## Short task:
In the entries below, find every line holding the string "getilgt" and collect it.

## Information given:

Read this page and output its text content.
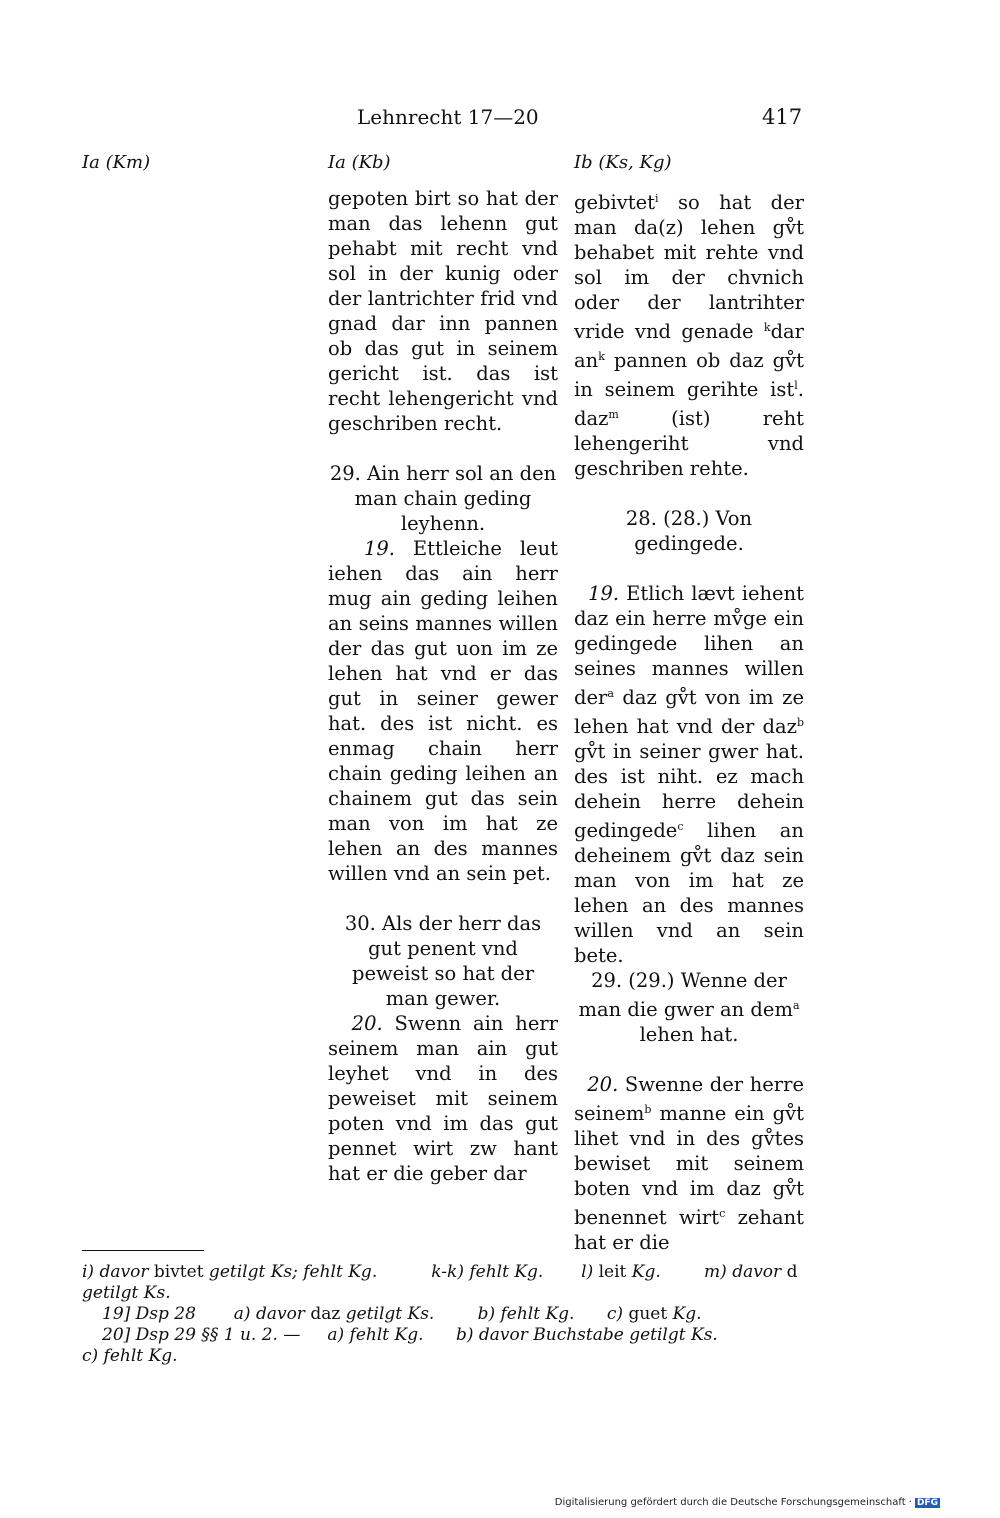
Lehnrecht 17—20	417
Ia (Km)	Ia (Kb)	Ib (Ks, Kg)

gepoten birt so hat der man das lehenn gut pehabt mit recht vnd sol in der kunig oder der lantrichter frid vnd gnad dar inn pannen ob das gut in seinem gericht ist. das ist recht lehengericht vnd geschriben recht.

29. Ain herr sol an den man chain geding leyhenn.

19. Ettleiche leut iehen das ain herr mug ain geding leihen an seins mannes willen der das gut uon im ze lehen hat vnd er das gut in seiner gewer hat. des ist nicht. es enmag chain herr chain geding leihen an chainem gut das sein man von im hat ze lehen an des mannes willen vnd an sein pet.

30. Als der herr das gut penent vnd peweist so hat der man gewer.

20. Swenn ain herr seinem man ain gut leyhet vnd in des peweiset mit seinem poten vnd im das gut pennet wirt zw hant hat er die geber dar

gebivtet$^i$ so hat der man da(z) lehen gv̊t behabet mit rehte vnd sol im der chvnich oder der lantrihter vride vnd genade $^k$dar $an^k$ pannen ob daz gv̊t in seinem gerihte ist$^l$. daz$^m$ (ist) reht lehengeriht vnd geschriben rehte.

28. (28.) Von gedingede.

19. Etlich lævt iehent daz ein herre mv̊ge ein gedingede lihen an seines mannes willen der$^a$ daz gv̊t von im ze lehen hat vnd der daz$^b$ gv̊t in seiner gwer hat. des ist niht. ez mach dehein herre dehein gedingede$^c$ lihen an deheinem gv̊t daz sein man von im hat ze lehen an des mannes willen vnd an sein bete.

29. (29.) Wenne der man die gwer an dem$^a$ lehen hat.

20. Swenne der herre seinem$^b$ manne ein gv̊t lihet vnd in des gv̊tes bewiset mit seinem boten vnd im daz gv̊t benennet wirt$^c$ zehant hat er die

i) davor bivtet getilgt Ks; fehlt Kg.	k-k) fehlt Kg. l) leit Kg.	m) davor d getilgt Ks.

19] Dsp 28 a) davor daz getilgt Ks.	b) fehlt Kg. c) guet Kg.

20] Dsp 29 §§ 1 u. 2. — a) fehlt Kg. b) davor Buchstabe getilgt Ks.

c) fehlt Kg.

Digitalisierung gefördert durch die Deutsche Forschungsgemeinschaft · DFG
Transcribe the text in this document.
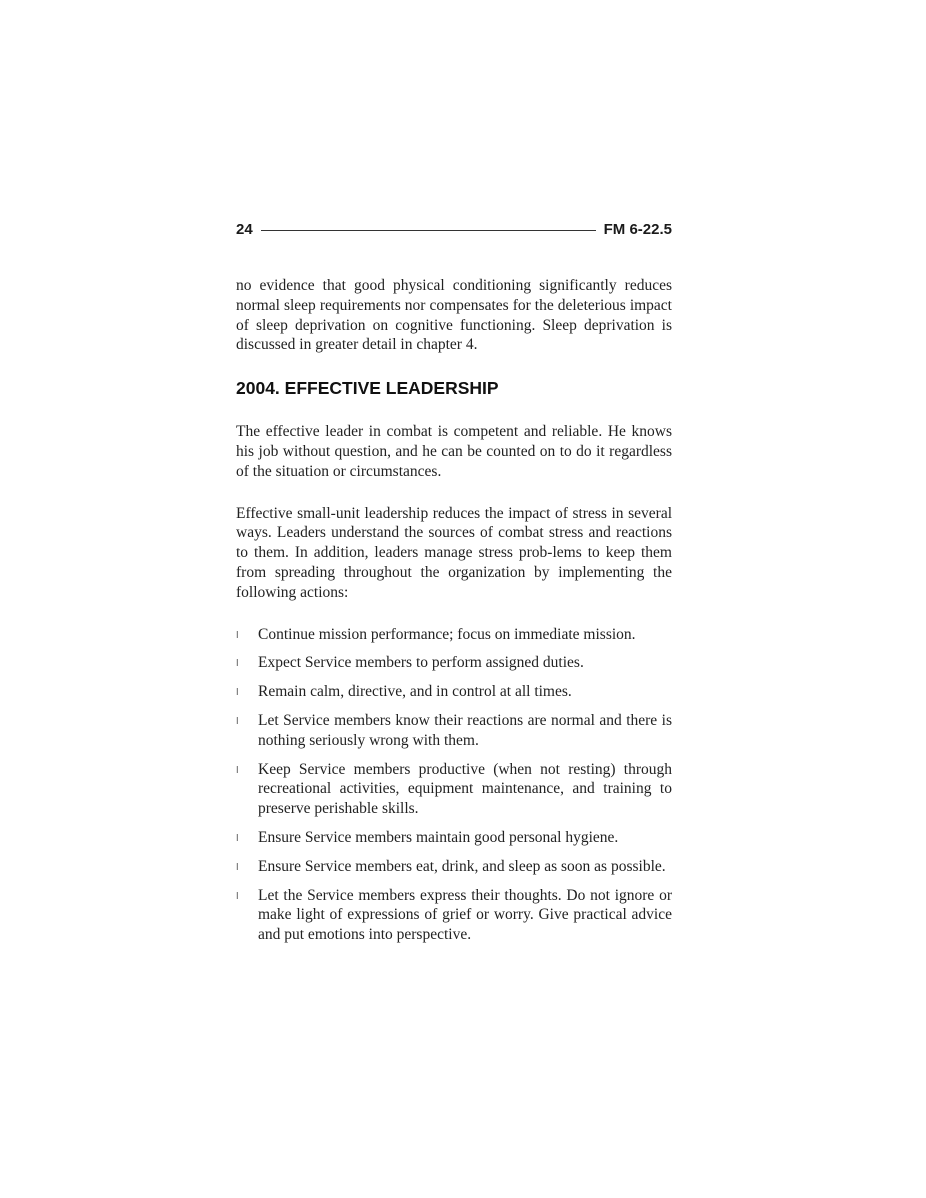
24	FM 6-22.5

no evidence that good physical conditioning significantly reduces normal sleep requirements nor compensates for the deleterious impact of sleep deprivation on cognitive functioning. Sleep deprivation is discussed in greater detail in chapter 4.

2004. EFFECTIVE LEADERSHIP

The effective leader in combat is competent and reliable. He knows his job without question, and he can be counted on to do it regardless of the situation or circumstances.

Effective small-unit leadership reduces the impact of stress in several ways. Leaders understand the sources of combat stress and reactions to them. In addition, leaders manage stress prob-lems to keep them from spreading throughout the organization by implementing the following actions:

l	Continue mission performance; focus on immediate mission.
l	Expect Service members to perform assigned duties.
l	Remain calm, directive, and in control at all times.
l	Let Service members know their reactions are normal and there is nothing seriously wrong with them.
l	Keep Service members productive (when not resting) through recreational activities, equipment maintenance, and training to preserve perishable skills.
l	Ensure Service members maintain good personal hygiene.
l	Ensure Service members eat, drink, and sleep as soon as possible.
l	Let the Service members express their thoughts. Do not ignore or make light of expressions of grief or worry. Give practical advice and put emotions into perspective.
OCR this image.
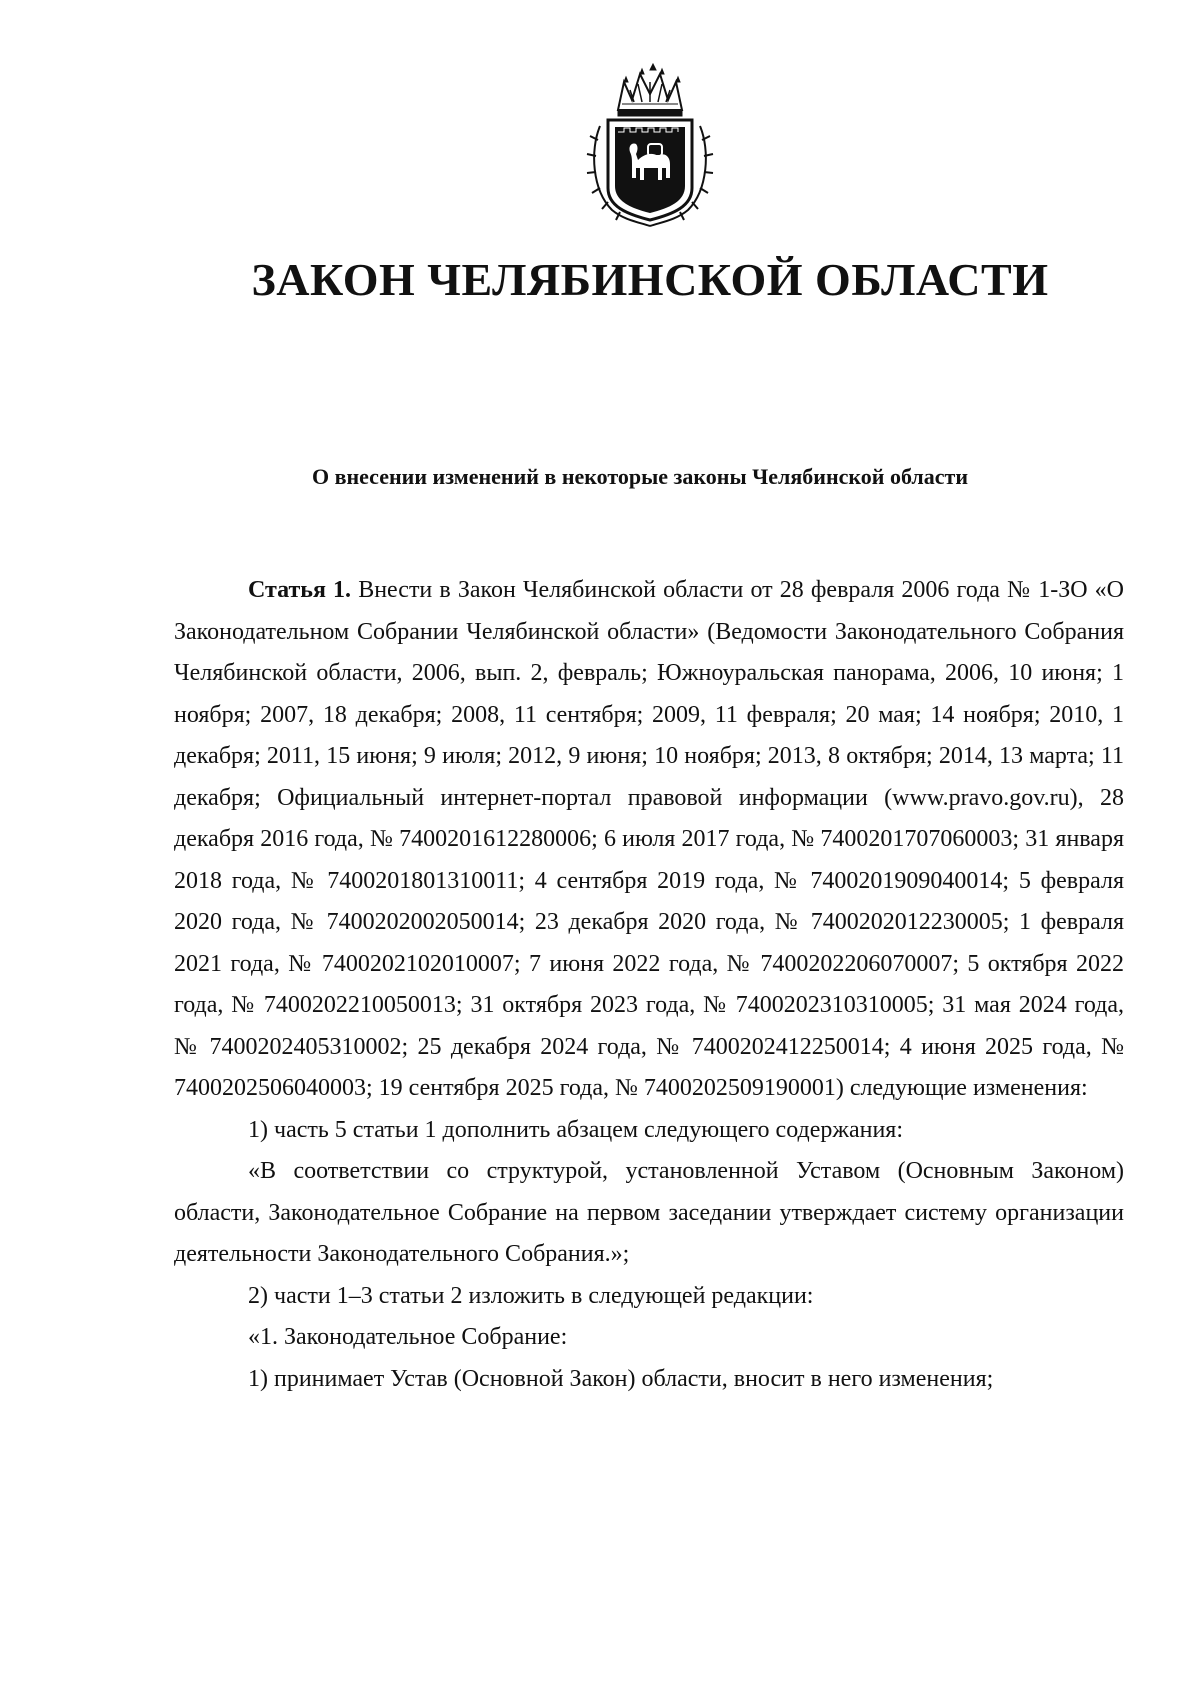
ЗАКОН ЧЕЛЯБИНСКОЙ ОБЛАСТИ
О внесении изменений в некоторые законы Челябинской области

Статья 1. Внести в Закон Челябинской области от 28 февраля 2006 года № 1-ЗО «О Законодательном Собрании Челябинской области» (Ведомости Законодательного Собрания Челябинской области, 2006, вып. 2, февраль; Южноуральская панорама, 2006, 10 июня; 1 ноября; 2007, 18 декабря; 2008, 11 сентября; 2009, 11 февраля; 20 мая; 14 ноября; 2010, 1 декабря; 2011, 15 июня; 9 июля; 2012, 9 июня; 10 ноября; 2013, 8 октября; 2014, 13 марта; 11 декабря; Официальный интернет-портал правовой информации (www.pravo.gov.ru), 28 декабря 2016 года, № 7400201612280006; 6 июля 2017 года, № 7400201707060003; 31 января 2018 года, № 7400201801310011; 4 сентября 2019 года, № 7400201909040014; 5 февраля 2020 года, № 7400202002050014; 23 декабря 2020 года, № 7400202012230005; 1 февраля 2021 года, № 7400202102010007; 7 июня 2022 года, № 7400202206070007; 5 октября 2022 года, № 7400202210050013; 31 октября 2023 года, № 7400202310310005; 31 мая 2024 года, № 7400202405310002; 25 декабря 2024 года, № 7400202412250014; 4 июня 2025 года, № 7400202506040003; 19 сентября 2025 года, № 7400202509190001) следующие изменения:

1) часть 5 статьи 1 дополнить абзацем следующего содержания:

«В соответствии со структурой, установленной Уставом (Основным Законом) области, Законодательное Собрание на первом заседании утверждает систему организации деятельности Законодательного Собрания.»;

2) части 1–3 статьи 2 изложить в следующей редакции:

«1. Законодательное Собрание:

1) принимает Устав (Основной Закон) области, вносит в него изменения;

## Task response:
i) davor bivtet getilgt Ks; fehlt Kg.	k-k) fehlt Kg. l) leit Kg.	m) davor d getilgt Ks.
19] Dsp 28 a) davor daz getilgt Ks.	b) fehlt Kg. c) guet Kg.
20] Dsp 29 §§ 1 u. 2. — a) fehlt Kg. b) davor Buchstabe getilgt Ks.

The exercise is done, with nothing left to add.